Extracted data entries:
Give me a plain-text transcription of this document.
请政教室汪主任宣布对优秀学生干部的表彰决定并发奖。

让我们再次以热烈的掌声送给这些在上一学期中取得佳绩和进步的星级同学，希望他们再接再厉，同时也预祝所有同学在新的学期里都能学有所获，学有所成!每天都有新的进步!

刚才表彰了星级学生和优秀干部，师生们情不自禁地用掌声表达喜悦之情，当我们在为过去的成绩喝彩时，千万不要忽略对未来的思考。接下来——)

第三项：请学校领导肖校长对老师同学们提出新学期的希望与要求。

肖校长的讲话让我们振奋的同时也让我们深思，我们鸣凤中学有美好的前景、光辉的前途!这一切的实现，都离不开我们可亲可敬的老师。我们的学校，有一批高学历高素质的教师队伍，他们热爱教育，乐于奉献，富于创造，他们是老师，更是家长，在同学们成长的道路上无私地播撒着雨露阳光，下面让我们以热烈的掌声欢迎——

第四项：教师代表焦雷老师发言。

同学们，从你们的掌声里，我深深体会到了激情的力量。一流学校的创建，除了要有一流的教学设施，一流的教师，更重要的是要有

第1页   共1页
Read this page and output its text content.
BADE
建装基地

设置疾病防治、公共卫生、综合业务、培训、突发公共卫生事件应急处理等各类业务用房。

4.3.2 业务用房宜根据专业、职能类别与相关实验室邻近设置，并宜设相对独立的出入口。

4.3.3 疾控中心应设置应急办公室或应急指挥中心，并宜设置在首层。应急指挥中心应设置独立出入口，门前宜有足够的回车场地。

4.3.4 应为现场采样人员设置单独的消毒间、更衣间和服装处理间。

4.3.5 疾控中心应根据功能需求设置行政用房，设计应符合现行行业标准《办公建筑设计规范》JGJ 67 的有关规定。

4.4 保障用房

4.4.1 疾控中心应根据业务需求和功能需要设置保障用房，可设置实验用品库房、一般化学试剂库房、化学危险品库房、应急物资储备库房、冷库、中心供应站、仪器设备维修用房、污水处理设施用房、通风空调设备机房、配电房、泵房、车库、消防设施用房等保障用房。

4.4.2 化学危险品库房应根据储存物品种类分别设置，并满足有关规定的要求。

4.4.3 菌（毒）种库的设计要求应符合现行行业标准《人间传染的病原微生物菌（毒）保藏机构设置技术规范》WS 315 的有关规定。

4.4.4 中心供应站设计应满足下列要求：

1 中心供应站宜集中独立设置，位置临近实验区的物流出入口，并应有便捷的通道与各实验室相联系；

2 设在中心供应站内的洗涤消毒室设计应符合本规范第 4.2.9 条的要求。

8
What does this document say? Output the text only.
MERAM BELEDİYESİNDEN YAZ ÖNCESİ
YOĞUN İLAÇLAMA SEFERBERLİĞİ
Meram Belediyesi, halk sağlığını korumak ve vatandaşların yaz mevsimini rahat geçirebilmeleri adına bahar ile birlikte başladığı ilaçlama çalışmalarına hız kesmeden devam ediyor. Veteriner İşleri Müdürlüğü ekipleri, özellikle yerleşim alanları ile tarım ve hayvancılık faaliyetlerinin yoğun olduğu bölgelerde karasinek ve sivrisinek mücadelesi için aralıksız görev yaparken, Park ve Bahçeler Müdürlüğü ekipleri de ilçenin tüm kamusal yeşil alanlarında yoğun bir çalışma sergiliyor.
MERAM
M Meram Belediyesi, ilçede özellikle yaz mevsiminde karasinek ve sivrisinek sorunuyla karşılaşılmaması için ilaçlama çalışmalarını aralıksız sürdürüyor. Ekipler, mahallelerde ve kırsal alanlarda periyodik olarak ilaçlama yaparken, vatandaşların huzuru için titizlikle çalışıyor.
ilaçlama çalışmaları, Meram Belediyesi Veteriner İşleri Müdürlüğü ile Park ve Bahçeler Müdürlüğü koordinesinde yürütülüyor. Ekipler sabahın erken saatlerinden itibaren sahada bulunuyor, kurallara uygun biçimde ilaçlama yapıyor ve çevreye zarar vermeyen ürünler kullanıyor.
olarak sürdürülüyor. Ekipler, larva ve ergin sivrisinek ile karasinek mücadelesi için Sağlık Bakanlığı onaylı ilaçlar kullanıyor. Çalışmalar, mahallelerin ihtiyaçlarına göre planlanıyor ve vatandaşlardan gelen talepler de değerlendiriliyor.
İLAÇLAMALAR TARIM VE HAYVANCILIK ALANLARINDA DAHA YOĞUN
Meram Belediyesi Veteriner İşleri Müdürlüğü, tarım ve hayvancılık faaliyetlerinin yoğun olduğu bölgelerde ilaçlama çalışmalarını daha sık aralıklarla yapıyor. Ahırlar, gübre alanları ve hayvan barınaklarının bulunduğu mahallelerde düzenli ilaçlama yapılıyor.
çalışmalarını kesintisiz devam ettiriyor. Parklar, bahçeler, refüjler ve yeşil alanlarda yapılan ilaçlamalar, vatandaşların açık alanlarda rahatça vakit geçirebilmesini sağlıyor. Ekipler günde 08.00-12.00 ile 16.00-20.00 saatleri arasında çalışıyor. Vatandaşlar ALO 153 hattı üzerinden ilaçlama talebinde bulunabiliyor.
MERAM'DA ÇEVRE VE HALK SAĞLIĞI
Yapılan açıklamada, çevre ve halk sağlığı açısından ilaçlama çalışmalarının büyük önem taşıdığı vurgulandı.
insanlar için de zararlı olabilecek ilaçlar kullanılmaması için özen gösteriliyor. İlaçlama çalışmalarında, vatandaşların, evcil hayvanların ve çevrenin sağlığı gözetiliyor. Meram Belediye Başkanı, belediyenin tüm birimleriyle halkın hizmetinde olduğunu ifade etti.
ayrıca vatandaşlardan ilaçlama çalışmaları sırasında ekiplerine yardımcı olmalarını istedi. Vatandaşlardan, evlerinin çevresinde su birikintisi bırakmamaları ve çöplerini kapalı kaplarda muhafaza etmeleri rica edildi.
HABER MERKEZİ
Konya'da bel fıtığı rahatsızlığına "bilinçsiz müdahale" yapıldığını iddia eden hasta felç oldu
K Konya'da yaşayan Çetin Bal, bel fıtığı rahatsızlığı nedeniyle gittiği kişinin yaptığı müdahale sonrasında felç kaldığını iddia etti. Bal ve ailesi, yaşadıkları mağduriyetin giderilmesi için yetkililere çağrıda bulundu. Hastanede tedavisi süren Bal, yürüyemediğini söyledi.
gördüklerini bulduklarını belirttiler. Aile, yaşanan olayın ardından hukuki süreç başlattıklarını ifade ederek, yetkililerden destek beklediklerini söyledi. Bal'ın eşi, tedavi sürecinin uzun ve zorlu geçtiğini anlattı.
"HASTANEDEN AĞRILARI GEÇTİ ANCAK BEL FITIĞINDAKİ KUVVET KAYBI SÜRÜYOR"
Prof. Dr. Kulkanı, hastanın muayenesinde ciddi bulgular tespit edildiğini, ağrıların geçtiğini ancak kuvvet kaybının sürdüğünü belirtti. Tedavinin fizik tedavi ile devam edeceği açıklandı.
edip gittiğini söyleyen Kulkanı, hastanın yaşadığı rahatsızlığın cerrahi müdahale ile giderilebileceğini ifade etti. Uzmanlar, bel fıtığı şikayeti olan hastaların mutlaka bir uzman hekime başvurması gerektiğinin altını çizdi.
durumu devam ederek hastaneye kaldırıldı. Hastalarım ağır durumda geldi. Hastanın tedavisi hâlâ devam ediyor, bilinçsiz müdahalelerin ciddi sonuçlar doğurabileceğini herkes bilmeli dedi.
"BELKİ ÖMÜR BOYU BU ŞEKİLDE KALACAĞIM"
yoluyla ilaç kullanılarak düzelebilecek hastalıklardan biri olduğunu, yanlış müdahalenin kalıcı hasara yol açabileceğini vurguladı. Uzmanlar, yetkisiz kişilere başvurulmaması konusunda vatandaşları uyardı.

● Stated problem:
Each line of the material must be restated exactly.

● Exercise output:
Give me a plain-text transcription of this document.
请政教室汪主任宣布对优秀学生干部的表彰决定并发奖。

让我们再次以热烈的掌声送给这些在上一学期中取得佳绩和进步的星级同学，希望他们再接再厉，同时也预祝所有同学在新的学期里都能学有所获，学有所成!每天都有新的进步!

刚才表彰了星级学生和优秀干部，师生们情不自禁地用掌声表达喜悦之情，当我们在为过去的成绩喝彩时，千万不要忽略对未来的思考。接下来——)

第三项：请学校领导肖校长对老师同学们提出新学期的希望与要求。

肖校长的讲话让我们振奋的同时也让我们深思，我们鸣凤中学有美好的前景、光辉的前途!这一切的实现，都离不开我们可亲可敬的老师。我们的学校，有一批高学历高素质的教师队伍，他们热爱教育，乐于奉献，富于创造，他们是老师，更是家长，在同学们成长的道路上无私地播撒着雨露阳光，下面让我们以热烈的掌声欢迎——

第四项：教师代表焦雷老师发言。

同学们，从你们的掌声里，我深深体会到了激情的力量。一流学校的创建，除了要有一流的教学设施，一流的教师，更重要的是要有

第1页   共1页
Read this page and output its text content.
BADE
建装基地

设置疾病防治、公共卫生、综合业务、培训、突发公共卫生事件应急处理等各类业务用房。

4.3.2 业务用房宜根据专业、职能类别与相关实验室邻近设置，并宜设相对独立的出入口。

4.3.3 疾控中心应设置应急办公室或应急指挥中心，并宜设置在首层。应急指挥中心应设置独立出入口，门前宜有足够的回车场地。

4.3.4 应为现场采样人员设置单独的消毒间、更衣间和服装处理间。

4.3.5 疾控中心应根据功能需求设置行政用房，设计应符合现行行业标准《办公建筑设计规范》JGJ 67 的有关规定。

4.4 保障用房

4.4.1 疾控中心应根据业务需求和功能需要设置保障用房，可设置实验用品库房、一般化学试剂库房、化学危险品库房、应急物资储备库房、冷库、中心供应站、仪器设备维修用房、污水处理设施用房、通风空调设备机房、配电房、泵房、车库、消防设施用房等保障用房。

4.4.2 化学危险品库房应根据储存物品种类分别设置，并满足有关规定的要求。

4.4.3 菌（毒）种库的设计要求应符合现行行业标准《人间传染的病原微生物菌（毒）保藏机构设置技术规范》WS 315 的有关规定。

4.4.4 中心供应站设计应满足下列要求：

1 中心供应站宜集中独立设置，位置临近实验区的物流出入口，并应有便捷的通道与各实验室相联系；

2 设在中心供应站内的洗涤消毒室设计应符合本规范第 4.2.9 条的要求。

8
What does this document say? Output the text only.
MERAM BELEDİYESİNDEN YAZ ÖNCESİ
YOĞUN İLAÇLAMA SEFERBERLİĞİ
Meram Belediyesi, halk sağlığını korumak ve vatandaşların yaz mevsimini rahat geçirebilmeleri adına bahar ile birlikte başladığı ilaçlama çalışmalarına hız kesmeden devam ediyor. Veteriner İşleri Müdürlüğü ekipleri, özellikle yerleşim alanları ile tarım ve hayvancılık faaliyetlerinin yoğun olduğu bölgelerde karasinek ve sivrisinek mücadelesi için aralıksız görev yaparken, Park ve Bahçeler Müdürlüğü ekipleri de ilçenin tüm kamusal yeşil alanlarında yoğun bir çalışma sergiliyor.
MERAM
M Meram Belediyesi, ilçede özellikle yaz mevsiminde karasinek ve sivrisinek sorunuyla karşılaşılmaması için ilaçlama çalışmalarını aralıksız sürdürüyor. Ekipler, mahallelerde ve kırsal alanlarda periyodik olarak ilaçlama yaparken, vatandaşların huzuru için titizlikle çalışıyor.
ilaçlama çalışmaları, Meram Belediyesi Veteriner İşleri Müdürlüğü ile Park ve Bahçeler Müdürlüğü koordinesinde yürütülüyor. Ekipler sabahın erken saatlerinden itibaren sahada bulunuyor, kurallara uygun biçimde ilaçlama yapıyor ve çevreye zarar vermeyen ürünler kullanıyor.
olarak sürdürülüyor. Ekipler, larva ve ergin sivrisinek ile karasinek mücadelesi için Sağlık Bakanlığı onaylı ilaçlar kullanıyor. Çalışmalar, mahallelerin ihtiyaçlarına göre planlanıyor ve vatandaşlardan gelen talepler de değerlendiriliyor.
İLAÇLAMALAR TARIM VE HAYVANCILIK ALANLARINDA DAHA YOĞUN
Meram Belediyesi Veteriner İşleri Müdürlüğü, tarım ve hayvancılık faaliyetlerinin yoğun olduğu bölgelerde ilaçlama çalışmalarını daha sık aralıklarla yapıyor. Ahırlar, gübre alanları ve hayvan barınaklarının bulunduğu mahallelerde düzenli ilaçlama yapılıyor.
çalışmalarını kesintisiz devam ettiriyor. Parklar, bahçeler, refüjler ve yeşil alanlarda yapılan ilaçlamalar, vatandaşların açık alanlarda rahatça vakit geçirebilmesini sağlıyor. Ekipler günde 08.00-12.00 ile 16.00-20.00 saatleri arasında çalışıyor. Vatandaşlar ALO 153 hattı üzerinden ilaçlama talebinde bulunabiliyor.
MERAM'DA ÇEVRE VE HALK SAĞLIĞI
Yapılan açıklamada, çevre ve halk sağlığı açısından ilaçlama çalışmalarının büyük önem taşıdığı vurgulandı.
insanlar için de zararlı olabilecek ilaçlar kullanılmaması için özen gösteriliyor. İlaçlama çalışmalarında, vatandaşların, evcil hayvanların ve çevrenin sağlığı gözetiliyor. Meram Belediye Başkanı, belediyenin tüm birimleriyle halkın hizmetinde olduğunu ifade etti.
ayrıca vatandaşlardan ilaçlama çalışmaları sırasında ekiplerine yardımcı olmalarını istedi. Vatandaşlardan, evlerinin çevresinde su birikintisi bırakmamaları ve çöplerini kapalı kaplarda muhafaza etmeleri rica edildi.
HABER MERKEZİ
Konya'da bel fıtığı rahatsızlığına "bilinçsiz müdahale" yapıldığını iddia eden hasta felç oldu
K Konya'da yaşayan Çetin Bal, bel fıtığı rahatsızlığı nedeniyle gittiği kişinin yaptığı müdahale sonrasında felç kaldığını iddia etti. Bal ve ailesi, yaşadıkları mağduriyetin giderilmesi için yetkililere çağrıda bulundu. Hastanede tedavisi süren Bal, yürüyemediğini söyledi.
gördüklerini bulduklarını belirttiler. Aile, yaşanan olayın ardından hukuki süreç başlattıklarını ifade ederek, yetkililerden destek beklediklerini söyledi. Bal'ın eşi, tedavi sürecinin uzun ve zorlu geçtiğini anlattı.
"HASTANEDEN AĞRILARI GEÇTİ ANCAK BEL FITIĞINDAKİ KUVVET KAYBI SÜRÜYOR"
Prof. Dr. Kulkanı, hastanın muayenesinde ciddi bulgular tespit edildiğini, ağrıların geçtiğini ancak kuvvet kaybının sürdüğünü belirtti. Tedavinin fizik tedavi ile devam edeceği açıklandı.
edip gittiğini söyleyen Kulkanı, hastanın yaşadığı rahatsızlığın cerrahi müdahale ile giderilebileceğini ifade etti. Uzmanlar, bel fıtığı şikayeti olan hastaların mutlaka bir uzman hekime başvurması gerektiğinin altını çizdi.
durumu devam ederek hastaneye kaldırıldı. Hastalarım ağır durumda geldi. Hastanın tedavisi hâlâ devam ediyor, bilinçsiz müdahalelerin ciddi sonuçlar doğurabileceğini herkes bilmeli dedi.
"BELKİ ÖMÜR BOYU BU ŞEKİLDE KALACAĞIM"
yoluyla ilaç kullanılarak düzelebilecek hastalıklardan biri olduğunu, yanlış müdahalenin kalıcı hasara yol açabileceğini vurguladı. Uzmanlar, yetkisiz kişilere başvurulmaması konusunda vatandaşları uyardı.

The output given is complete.